[Start of DATA RECORDS]

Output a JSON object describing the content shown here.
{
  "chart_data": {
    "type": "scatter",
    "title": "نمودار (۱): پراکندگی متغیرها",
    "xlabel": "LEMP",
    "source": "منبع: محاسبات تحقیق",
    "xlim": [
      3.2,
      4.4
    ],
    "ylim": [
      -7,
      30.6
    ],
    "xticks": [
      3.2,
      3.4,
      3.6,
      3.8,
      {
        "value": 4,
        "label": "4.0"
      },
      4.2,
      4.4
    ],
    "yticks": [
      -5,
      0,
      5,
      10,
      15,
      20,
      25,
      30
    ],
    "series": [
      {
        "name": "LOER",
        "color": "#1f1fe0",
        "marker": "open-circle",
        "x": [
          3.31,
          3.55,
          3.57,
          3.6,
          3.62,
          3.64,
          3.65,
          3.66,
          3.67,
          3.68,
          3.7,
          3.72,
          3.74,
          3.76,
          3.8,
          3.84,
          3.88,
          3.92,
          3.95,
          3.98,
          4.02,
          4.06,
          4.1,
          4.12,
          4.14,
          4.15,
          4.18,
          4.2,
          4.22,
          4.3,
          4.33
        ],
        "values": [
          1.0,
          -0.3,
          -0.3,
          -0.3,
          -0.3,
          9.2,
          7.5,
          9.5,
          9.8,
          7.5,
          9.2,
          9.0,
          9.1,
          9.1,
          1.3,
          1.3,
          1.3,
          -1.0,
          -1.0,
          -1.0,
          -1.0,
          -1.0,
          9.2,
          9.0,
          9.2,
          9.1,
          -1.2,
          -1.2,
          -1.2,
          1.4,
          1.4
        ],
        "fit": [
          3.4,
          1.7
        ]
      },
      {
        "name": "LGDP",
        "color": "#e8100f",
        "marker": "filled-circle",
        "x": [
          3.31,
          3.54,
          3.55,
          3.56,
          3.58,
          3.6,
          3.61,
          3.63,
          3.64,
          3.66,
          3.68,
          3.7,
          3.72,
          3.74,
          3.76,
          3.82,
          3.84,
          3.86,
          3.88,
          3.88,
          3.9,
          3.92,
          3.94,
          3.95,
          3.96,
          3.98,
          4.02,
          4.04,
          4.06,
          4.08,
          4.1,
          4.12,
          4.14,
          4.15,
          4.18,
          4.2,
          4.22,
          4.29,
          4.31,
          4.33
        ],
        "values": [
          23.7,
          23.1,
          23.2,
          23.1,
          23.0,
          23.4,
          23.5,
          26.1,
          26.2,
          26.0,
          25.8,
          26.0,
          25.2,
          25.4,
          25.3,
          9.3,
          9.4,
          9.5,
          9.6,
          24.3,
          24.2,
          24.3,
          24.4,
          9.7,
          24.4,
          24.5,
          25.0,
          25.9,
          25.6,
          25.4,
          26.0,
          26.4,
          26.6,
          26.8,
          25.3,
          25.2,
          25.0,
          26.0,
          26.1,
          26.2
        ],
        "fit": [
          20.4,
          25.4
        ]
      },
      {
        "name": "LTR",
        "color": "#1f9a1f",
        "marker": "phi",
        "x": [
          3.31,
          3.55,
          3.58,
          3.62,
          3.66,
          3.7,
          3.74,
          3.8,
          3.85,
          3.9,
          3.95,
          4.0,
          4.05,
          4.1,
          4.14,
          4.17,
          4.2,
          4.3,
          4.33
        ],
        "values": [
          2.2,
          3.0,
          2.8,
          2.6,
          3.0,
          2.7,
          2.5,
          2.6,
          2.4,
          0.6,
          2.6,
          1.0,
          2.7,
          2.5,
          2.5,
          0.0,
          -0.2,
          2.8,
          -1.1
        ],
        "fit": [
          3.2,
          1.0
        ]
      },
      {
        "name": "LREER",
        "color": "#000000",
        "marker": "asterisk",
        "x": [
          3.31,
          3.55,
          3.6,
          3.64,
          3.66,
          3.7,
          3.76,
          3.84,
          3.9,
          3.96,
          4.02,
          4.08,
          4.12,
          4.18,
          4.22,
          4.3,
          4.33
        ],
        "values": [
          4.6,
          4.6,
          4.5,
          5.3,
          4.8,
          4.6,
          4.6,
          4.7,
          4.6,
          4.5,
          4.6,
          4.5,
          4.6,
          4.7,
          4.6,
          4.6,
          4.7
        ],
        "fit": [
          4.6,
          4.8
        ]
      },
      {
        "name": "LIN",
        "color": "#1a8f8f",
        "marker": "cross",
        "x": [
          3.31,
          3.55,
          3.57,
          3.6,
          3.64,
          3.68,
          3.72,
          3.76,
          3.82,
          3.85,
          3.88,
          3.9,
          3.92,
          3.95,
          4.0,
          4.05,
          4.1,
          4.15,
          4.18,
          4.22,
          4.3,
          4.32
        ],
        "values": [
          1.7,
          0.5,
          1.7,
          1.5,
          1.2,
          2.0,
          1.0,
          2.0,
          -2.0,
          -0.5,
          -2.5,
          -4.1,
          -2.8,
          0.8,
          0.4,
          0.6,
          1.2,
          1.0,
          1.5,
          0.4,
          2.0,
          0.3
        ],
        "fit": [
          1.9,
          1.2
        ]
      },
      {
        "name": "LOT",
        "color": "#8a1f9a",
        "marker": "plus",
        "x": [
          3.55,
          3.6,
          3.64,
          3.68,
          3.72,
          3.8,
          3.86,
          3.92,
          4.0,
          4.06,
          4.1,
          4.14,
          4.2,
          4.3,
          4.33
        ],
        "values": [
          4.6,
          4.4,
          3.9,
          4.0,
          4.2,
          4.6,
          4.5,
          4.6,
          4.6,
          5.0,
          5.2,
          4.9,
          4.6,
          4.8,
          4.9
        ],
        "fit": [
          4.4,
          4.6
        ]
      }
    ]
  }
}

[End of DATA RECORDS]

Copy every line of the records above that contains "marker".

**CORRECT RESPONSE:**
        "marker": "open-circle",
        "marker": "filled-circle",
        "marker": "phi",
        "marker": "asterisk",
        "marker": "cross",
        "marker": "plus",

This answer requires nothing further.